= Task =
Each entry below should be echoed exactly, with pictures omitted.

---------- Data

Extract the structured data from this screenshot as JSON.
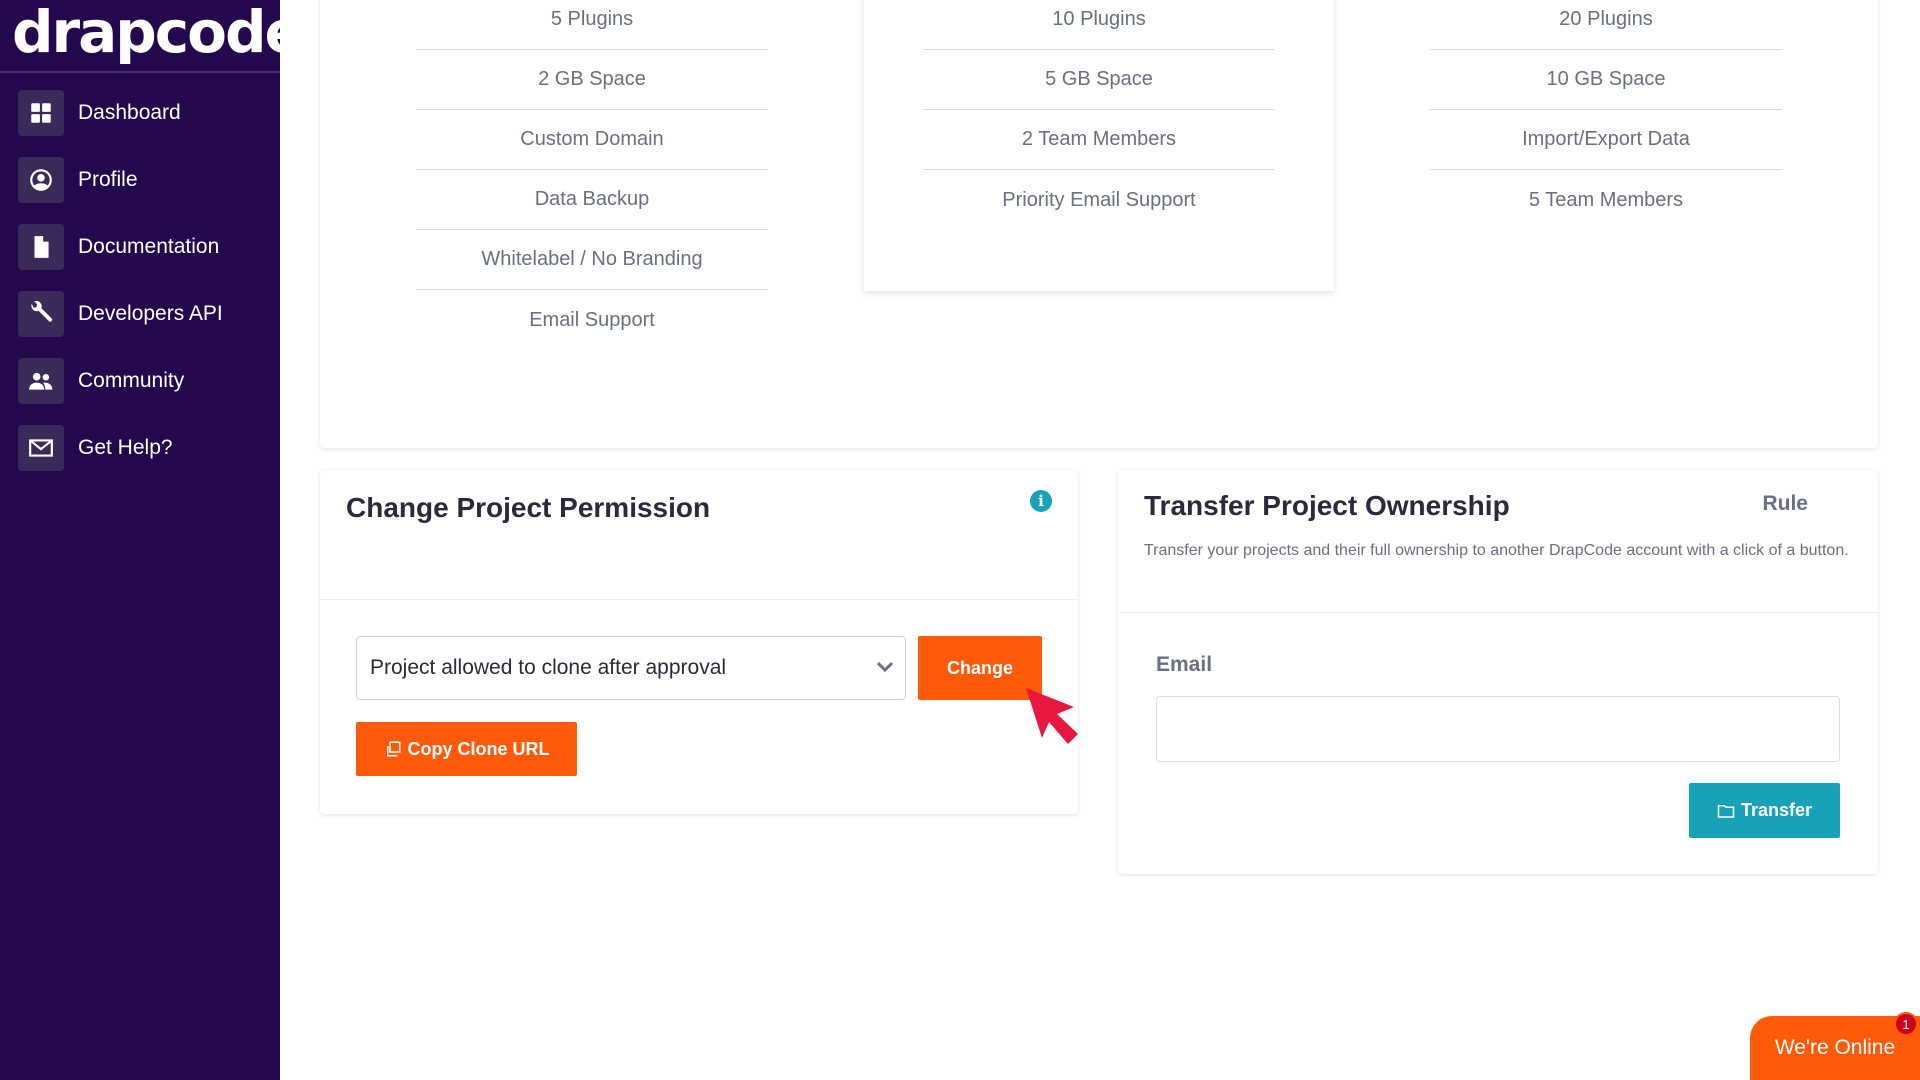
{
  "app": {
    "logo_text": "drapcode"
  },
  "sidebar": {
    "items": [
      {
        "label": "Dashboard",
        "icon": "dashboard-icon"
      },
      {
        "label": "Profile",
        "icon": "user-circle-icon"
      },
      {
        "label": "Documentation",
        "icon": "document-icon"
      },
      {
        "label": "Developers API",
        "icon": "wrench-icon"
      },
      {
        "label": "Community",
        "icon": "users-icon"
      },
      {
        "label": "Get Help?",
        "icon": "envelope-icon"
      }
    ]
  },
  "plans": [
    {
      "features": [
        "5 Plugins",
        "2 GB Space",
        "Custom Domain",
        "Data Backup",
        "Whitelabel / No Branding",
        "Email Support"
      ]
    },
    {
      "features": [
        "10 Plugins",
        "5 GB Space",
        "2 Team Members",
        "Priority Email Support"
      ]
    },
    {
      "features": [
        "20 Plugins",
        "10 GB Space",
        "Import/Export Data",
        "5 Team Members"
      ]
    }
  ],
  "permission": {
    "title": "Change Project Permission",
    "info_icon": "info-icon",
    "select_value": "Project allowed to clone after approval",
    "change_label": "Change",
    "copy_label": "Copy Clone URL"
  },
  "transfer": {
    "title": "Transfer Project Ownership",
    "rule_label": "Rule",
    "description": "Transfer your projects and their full ownership to another DrapCode account with a click of a button.",
    "email_label": "Email",
    "email_value": "",
    "transfer_label": "Transfer"
  },
  "chat": {
    "label": "We're Online",
    "badge_count": "1"
  },
  "colors": {
    "sidebar": "#23084d",
    "accent_orange": "#ff5a0a",
    "accent_teal": "#17a2b8",
    "cursor": "#e8173f"
  }
}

--------------------

= Result for this exercise =
Extract the structured data from this screenshot as JSON.
{
  "app": {
    "logo_text": "drapcode"
  },
  "sidebar": {
    "items": [
      {
        "label": "Dashboard",
        "icon": "dashboard-icon"
      },
      {
        "label": "Profile",
        "icon": "user-circle-icon"
      },
      {
        "label": "Documentation",
        "icon": "document-icon"
      },
      {
        "label": "Developers API",
        "icon": "wrench-icon"
      },
      {
        "label": "Community",
        "icon": "users-icon"
      },
      {
        "label": "Get Help?",
        "icon": "envelope-icon"
      }
    ]
  },
  "plans": [
    {
      "features": [
        "5 Plugins",
        "2 GB Space",
        "Custom Domain",
        "Data Backup",
        "Whitelabel / No Branding",
        "Email Support"
      ]
    },
    {
      "features": [
        "10 Plugins",
        "5 GB Space",
        "2 Team Members",
        "Priority Email Support"
      ]
    },
    {
      "features": [
        "20 Plugins",
        "10 GB Space",
        "Import/Export Data",
        "5 Team Members"
      ]
    }
  ],
  "permission": {
    "title": "Change Project Permission",
    "info_icon": "info-icon",
    "select_value": "Project allowed to clone after approval",
    "change_label": "Change",
    "copy_label": "Copy Clone URL"
  },
  "transfer": {
    "title": "Transfer Project Ownership",
    "rule_label": "Rule",
    "description": "Transfer your projects and their full ownership to another DrapCode account with a click of a button.",
    "email_label": "Email",
    "email_value": "",
    "transfer_label": "Transfer"
  },
  "chat": {
    "label": "We're Online",
    "badge_count": "1"
  },
  "colors": {
    "sidebar": "#23084d",
    "accent_orange": "#ff5a0a",
    "accent_teal": "#17a2b8",
    "cursor": "#e8173f"
  }
}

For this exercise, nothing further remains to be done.